→ **ИСХОДНЫЙ ТЕКСТ**
Минут через двадцать мы подплыли к мосту. За ним был выход в Дунай. По обоим берегам у деревянных причалов стояли длинные деревянные лодки. Бросались в глаза сначала именно они, а потом уже – дома и сараи, машины и велосипедисты, церковные купола. Мы находились в центре Вилкова.
Этот южный тихий плавневый городок километрах в двухстах от Одессы называют «украинской Венецией». Название отражает его водное местоположение. Дунай при впадении в море разделяется на три рукава (их называют гирлами): Георгиевское, Сулинское и Килийское. Килийское в свою очередь делится на Старостамбульское, Очаковское и Белгородское гирла. На их стыке, на своеобразной «вилке», и находится Вилково – знаменитый город на воде.

[Записи элементов макета]
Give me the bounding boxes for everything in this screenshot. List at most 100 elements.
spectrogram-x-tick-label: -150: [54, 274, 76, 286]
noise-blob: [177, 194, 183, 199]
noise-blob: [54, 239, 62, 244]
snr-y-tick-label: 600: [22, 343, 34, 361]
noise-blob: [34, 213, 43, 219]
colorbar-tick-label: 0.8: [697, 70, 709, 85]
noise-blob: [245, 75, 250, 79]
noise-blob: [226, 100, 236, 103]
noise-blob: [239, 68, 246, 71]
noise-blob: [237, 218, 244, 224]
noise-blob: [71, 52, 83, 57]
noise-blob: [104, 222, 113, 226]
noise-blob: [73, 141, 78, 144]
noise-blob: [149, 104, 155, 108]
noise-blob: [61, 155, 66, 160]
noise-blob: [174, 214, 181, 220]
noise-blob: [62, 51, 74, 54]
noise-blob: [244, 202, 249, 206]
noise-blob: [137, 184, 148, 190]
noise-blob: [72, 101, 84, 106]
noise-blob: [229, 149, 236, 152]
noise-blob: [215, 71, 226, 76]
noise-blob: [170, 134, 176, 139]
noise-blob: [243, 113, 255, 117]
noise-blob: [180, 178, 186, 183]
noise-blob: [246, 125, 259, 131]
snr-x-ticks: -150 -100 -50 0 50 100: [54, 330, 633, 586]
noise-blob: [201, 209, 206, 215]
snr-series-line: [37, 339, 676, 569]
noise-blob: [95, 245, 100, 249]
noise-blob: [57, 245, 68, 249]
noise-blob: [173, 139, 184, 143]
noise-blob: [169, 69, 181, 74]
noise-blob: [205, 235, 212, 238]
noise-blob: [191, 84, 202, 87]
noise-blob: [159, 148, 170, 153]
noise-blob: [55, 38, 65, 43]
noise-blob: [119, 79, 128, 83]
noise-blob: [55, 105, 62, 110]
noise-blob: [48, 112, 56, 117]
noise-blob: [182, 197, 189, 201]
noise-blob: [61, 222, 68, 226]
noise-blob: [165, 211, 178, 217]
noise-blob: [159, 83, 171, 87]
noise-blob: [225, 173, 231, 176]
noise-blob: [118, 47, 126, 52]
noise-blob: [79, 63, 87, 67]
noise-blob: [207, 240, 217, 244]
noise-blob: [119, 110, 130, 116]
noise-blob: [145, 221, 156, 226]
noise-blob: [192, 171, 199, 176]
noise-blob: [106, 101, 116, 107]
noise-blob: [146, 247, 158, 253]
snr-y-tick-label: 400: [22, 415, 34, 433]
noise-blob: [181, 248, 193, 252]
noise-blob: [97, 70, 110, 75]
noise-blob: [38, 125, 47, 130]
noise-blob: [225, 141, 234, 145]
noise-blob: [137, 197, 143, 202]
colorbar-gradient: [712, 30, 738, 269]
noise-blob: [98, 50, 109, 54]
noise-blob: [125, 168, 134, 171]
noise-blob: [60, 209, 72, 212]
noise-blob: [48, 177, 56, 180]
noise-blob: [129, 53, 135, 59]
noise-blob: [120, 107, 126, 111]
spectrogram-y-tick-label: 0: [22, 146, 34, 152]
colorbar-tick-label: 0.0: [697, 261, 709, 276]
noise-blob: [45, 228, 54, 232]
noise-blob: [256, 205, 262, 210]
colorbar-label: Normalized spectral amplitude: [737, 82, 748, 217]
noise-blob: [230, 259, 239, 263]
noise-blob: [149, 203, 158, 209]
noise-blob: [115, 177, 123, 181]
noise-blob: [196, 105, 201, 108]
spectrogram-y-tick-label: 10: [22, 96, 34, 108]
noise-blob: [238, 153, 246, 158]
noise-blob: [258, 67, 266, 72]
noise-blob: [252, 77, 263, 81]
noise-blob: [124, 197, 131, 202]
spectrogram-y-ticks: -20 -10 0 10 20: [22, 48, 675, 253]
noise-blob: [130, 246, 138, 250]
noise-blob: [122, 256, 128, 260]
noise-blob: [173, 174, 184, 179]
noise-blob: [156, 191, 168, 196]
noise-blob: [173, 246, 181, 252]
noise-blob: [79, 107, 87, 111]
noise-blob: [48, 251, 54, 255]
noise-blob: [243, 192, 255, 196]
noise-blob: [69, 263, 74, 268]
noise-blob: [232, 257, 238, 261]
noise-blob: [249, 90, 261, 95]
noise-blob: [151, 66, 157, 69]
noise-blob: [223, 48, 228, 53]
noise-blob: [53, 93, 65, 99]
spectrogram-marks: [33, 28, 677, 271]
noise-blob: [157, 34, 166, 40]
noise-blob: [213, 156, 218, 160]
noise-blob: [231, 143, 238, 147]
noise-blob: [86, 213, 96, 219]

→ **ЗАДАНИЯ**
A) Перечисли все гирла Дуная, названные в тексте о Вилкове.
B) Выведи фрагмент текста о Вилкове от слов «Минут через двадцать» до слов «город на воде.».
Строки — самостоятельный материал, отдельный от текста о Вилкове.

→ **ОТВЕТЫ**
A) Георгиевское, Сулинское, Килийское, Старостамбульское, Очаковское, Белгородское.

B)
Минут через двадцать мы подплыли к мосту. За ним был выход в Дунай. По обоим берегам у деревянных причалов стояли длинные деревянные лодки. Бросались в глаза сначала именно они, а потом уже – дома и сараи, машины и велосипедисты, церковные купола. Мы находились в центре Вилкова.
Этот южный тихий плавневый городок километрах в двухстах от Одессы называют «украинской Венецией». Название отражает его водное местоположение. Дунай при впадении в море разделяется на три рукава (их называют гирлами): Георгиевское, Сулинское и Килийское. Килийское в свою очередь делится на Старостамбульское, Очаковское и Белгородское гирла. На их стыке, на своеобразной «вилке», и находится Вилково – знаменитый город на воде.